[Start of Records for the task]
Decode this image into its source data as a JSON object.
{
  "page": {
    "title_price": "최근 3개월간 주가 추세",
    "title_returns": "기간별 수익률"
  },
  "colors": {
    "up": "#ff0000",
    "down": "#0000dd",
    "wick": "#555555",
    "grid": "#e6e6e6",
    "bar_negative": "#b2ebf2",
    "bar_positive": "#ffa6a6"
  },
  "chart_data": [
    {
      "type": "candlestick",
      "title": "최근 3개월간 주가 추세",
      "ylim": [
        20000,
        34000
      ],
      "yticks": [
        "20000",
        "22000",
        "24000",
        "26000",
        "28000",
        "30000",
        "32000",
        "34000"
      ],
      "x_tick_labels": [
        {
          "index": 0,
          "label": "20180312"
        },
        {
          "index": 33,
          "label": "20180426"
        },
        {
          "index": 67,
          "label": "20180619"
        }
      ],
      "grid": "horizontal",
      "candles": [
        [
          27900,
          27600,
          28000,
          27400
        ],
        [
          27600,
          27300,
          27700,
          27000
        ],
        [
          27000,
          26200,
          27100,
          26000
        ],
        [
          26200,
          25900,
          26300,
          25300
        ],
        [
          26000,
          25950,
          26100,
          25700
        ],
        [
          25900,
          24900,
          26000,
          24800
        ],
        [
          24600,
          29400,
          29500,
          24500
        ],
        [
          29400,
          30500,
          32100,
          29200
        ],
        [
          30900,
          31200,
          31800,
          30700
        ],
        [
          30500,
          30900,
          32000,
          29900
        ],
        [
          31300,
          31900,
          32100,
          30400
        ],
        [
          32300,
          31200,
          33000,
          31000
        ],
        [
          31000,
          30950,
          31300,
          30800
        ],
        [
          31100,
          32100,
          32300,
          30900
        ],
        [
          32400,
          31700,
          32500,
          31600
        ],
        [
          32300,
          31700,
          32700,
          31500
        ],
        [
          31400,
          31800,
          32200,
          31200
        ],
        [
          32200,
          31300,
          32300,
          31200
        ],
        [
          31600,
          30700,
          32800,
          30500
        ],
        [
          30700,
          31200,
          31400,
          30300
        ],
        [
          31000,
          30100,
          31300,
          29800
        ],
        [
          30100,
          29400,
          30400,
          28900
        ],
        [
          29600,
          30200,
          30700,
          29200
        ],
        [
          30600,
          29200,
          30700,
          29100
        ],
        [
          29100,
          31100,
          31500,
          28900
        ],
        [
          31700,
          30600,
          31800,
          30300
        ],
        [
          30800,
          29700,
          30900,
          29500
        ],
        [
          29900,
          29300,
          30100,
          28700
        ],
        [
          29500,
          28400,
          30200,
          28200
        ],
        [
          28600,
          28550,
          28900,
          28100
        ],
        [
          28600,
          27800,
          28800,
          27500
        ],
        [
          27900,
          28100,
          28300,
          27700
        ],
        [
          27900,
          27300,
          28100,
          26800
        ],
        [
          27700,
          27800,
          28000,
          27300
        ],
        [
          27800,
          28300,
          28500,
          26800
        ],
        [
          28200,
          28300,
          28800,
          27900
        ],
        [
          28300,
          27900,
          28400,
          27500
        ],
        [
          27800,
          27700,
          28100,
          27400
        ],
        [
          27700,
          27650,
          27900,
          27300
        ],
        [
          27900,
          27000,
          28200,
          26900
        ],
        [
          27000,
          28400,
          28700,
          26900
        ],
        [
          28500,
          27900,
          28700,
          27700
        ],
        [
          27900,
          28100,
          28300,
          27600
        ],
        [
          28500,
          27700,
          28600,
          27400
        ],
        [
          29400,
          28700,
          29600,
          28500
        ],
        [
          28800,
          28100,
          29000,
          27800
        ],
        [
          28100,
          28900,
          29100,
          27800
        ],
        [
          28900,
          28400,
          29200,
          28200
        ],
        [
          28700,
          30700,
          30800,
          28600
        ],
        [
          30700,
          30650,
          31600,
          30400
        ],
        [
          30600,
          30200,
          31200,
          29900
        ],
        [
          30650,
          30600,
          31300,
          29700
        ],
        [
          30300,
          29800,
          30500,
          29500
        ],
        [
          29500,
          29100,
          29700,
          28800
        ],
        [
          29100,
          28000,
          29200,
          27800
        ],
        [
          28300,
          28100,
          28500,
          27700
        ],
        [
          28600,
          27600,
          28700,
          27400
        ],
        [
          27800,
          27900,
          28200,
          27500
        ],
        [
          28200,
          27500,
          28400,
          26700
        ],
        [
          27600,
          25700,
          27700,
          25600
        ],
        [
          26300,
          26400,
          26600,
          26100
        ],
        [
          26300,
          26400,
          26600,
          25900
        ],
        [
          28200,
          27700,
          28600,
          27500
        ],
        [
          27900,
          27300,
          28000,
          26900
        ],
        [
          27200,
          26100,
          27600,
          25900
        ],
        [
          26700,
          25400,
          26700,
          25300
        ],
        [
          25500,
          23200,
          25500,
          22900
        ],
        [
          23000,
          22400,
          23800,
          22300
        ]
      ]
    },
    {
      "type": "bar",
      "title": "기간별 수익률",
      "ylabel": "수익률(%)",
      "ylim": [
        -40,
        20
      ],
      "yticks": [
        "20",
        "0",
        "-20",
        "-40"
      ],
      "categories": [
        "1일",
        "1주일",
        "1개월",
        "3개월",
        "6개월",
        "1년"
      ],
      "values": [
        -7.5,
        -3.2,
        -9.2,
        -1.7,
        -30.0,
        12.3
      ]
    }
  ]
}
[End of Records for the task]
**What you are asked to do**
Copy out all of the data exactly, leaving nothing out.

**Answer to this task**
Decode this image into its source data as a JSON object.
{
  "page": {
    "title_price": "최근 3개월간 주가 추세",
    "title_returns": "기간별 수익률"
  },
  "colors": {
    "up": "#ff0000",
    "down": "#0000dd",
    "wick": "#555555",
    "grid": "#e6e6e6",
    "bar_negative": "#b2ebf2",
    "bar_positive": "#ffa6a6"
  },
  "chart_data": [
    {
      "type": "candlestick",
      "title": "최근 3개월간 주가 추세",
      "ylim": [
        20000,
        34000
      ],
      "yticks": [
        "20000",
        "22000",
        "24000",
        "26000",
        "28000",
        "30000",
        "32000",
        "34000"
      ],
      "x_tick_labels": [
        {
          "index": 0,
          "label": "20180312"
        },
        {
          "index": 33,
          "label": "20180426"
        },
        {
          "index": 67,
          "label": "20180619"
        }
      ],
      "grid": "horizontal",
      "candles": [
        [
          27900,
          27600,
          28000,
          27400
        ],
        [
          27600,
          27300,
          27700,
          27000
        ],
        [
          27000,
          26200,
          27100,
          26000
        ],
        [
          26200,
          25900,
          26300,
          25300
        ],
        [
          26000,
          25950,
          26100,
          25700
        ],
        [
          25900,
          24900,
          26000,
          24800
        ],
        [
          24600,
          29400,
          29500,
          24500
        ],
        [
          29400,
          30500,
          32100,
          29200
        ],
        [
          30900,
          31200,
          31800,
          30700
        ],
        [
          30500,
          30900,
          32000,
          29900
        ],
        [
          31300,
          31900,
          32100,
          30400
        ],
        [
          32300,
          31200,
          33000,
          31000
        ],
        [
          31000,
          30950,
          31300,
          30800
        ],
        [
          31100,
          32100,
          32300,
          30900
        ],
        [
          32400,
          31700,
          32500,
          31600
        ],
        [
          32300,
          31700,
          32700,
          31500
        ],
        [
          31400,
          31800,
          32200,
          31200
        ],
        [
          32200,
          31300,
          32300,
          31200
        ],
        [
          31600,
          30700,
          32800,
          30500
        ],
        [
          30700,
          31200,
          31400,
          30300
        ],
        [
          31000,
          30100,
          31300,
          29800
        ],
        [
          30100,
          29400,
          30400,
          28900
        ],
        [
          29600,
          30200,
          30700,
          29200
        ],
        [
          30600,
          29200,
          30700,
          29100
        ],
        [
          29100,
          31100,
          31500,
          28900
        ],
        [
          31700,
          30600,
          31800,
          30300
        ],
        [
          30800,
          29700,
          30900,
          29500
        ],
        [
          29900,
          29300,
          30100,
          28700
        ],
        [
          29500,
          28400,
          30200,
          28200
        ],
        [
          28600,
          28550,
          28900,
          28100
        ],
        [
          28600,
          27800,
          28800,
          27500
        ],
        [
          27900,
          28100,
          28300,
          27700
        ],
        [
          27900,
          27300,
          28100,
          26800
        ],
        [
          27700,
          27800,
          28000,
          27300
        ],
        [
          27800,
          28300,
          28500,
          26800
        ],
        [
          28200,
          28300,
          28800,
          27900
        ],
        [
          28300,
          27900,
          28400,
          27500
        ],
        [
          27800,
          27700,
          28100,
          27400
        ],
        [
          27700,
          27650,
          27900,
          27300
        ],
        [
          27900,
          27000,
          28200,
          26900
        ],
        [
          27000,
          28400,
          28700,
          26900
        ],
        [
          28500,
          27900,
          28700,
          27700
        ],
        [
          27900,
          28100,
          28300,
          27600
        ],
        [
          28500,
          27700,
          28600,
          27400
        ],
        [
          29400,
          28700,
          29600,
          28500
        ],
        [
          28800,
          28100,
          29000,
          27800
        ],
        [
          28100,
          28900,
          29100,
          27800
        ],
        [
          28900,
          28400,
          29200,
          28200
        ],
        [
          28700,
          30700,
          30800,
          28600
        ],
        [
          30700,
          30650,
          31600,
          30400
        ],
        [
          30600,
          30200,
          31200,
          29900
        ],
        [
          30650,
          30600,
          31300,
          29700
        ],
        [
          30300,
          29800,
          30500,
          29500
        ],
        [
          29500,
          29100,
          29700,
          28800
        ],
        [
          29100,
          28000,
          29200,
          27800
        ],
        [
          28300,
          28100,
          28500,
          27700
        ],
        [
          28600,
          27600,
          28700,
          27400
        ],
        [
          27800,
          27900,
          28200,
          27500
        ],
        [
          28200,
          27500,
          28400,
          26700
        ],
        [
          27600,
          25700,
          27700,
          25600
        ],
        [
          26300,
          26400,
          26600,
          26100
        ],
        [
          26300,
          26400,
          26600,
          25900
        ],
        [
          28200,
          27700,
          28600,
          27500
        ],
        [
          27900,
          27300,
          28000,
          26900
        ],
        [
          27200,
          26100,
          27600,
          25900
        ],
        [
          26700,
          25400,
          26700,
          25300
        ],
        [
          25500,
          23200,
          25500,
          22900
        ],
        [
          23000,
          22400,
          23800,
          22300
        ]
      ]
    },
    {
      "type": "bar",
      "title": "기간별 수익률",
      "ylabel": "수익률(%)",
      "ylim": [
        -40,
        20
      ],
      "yticks": [
        "20",
        "0",
        "-20",
        "-40"
      ],
      "categories": [
        "1일",
        "1주일",
        "1개월",
        "3개월",
        "6개월",
        "1년"
      ],
      "values": [
        -7.5,
        -3.2,
        -9.2,
        -1.7,
        -30.0,
        12.3
      ]
    }
  ]
}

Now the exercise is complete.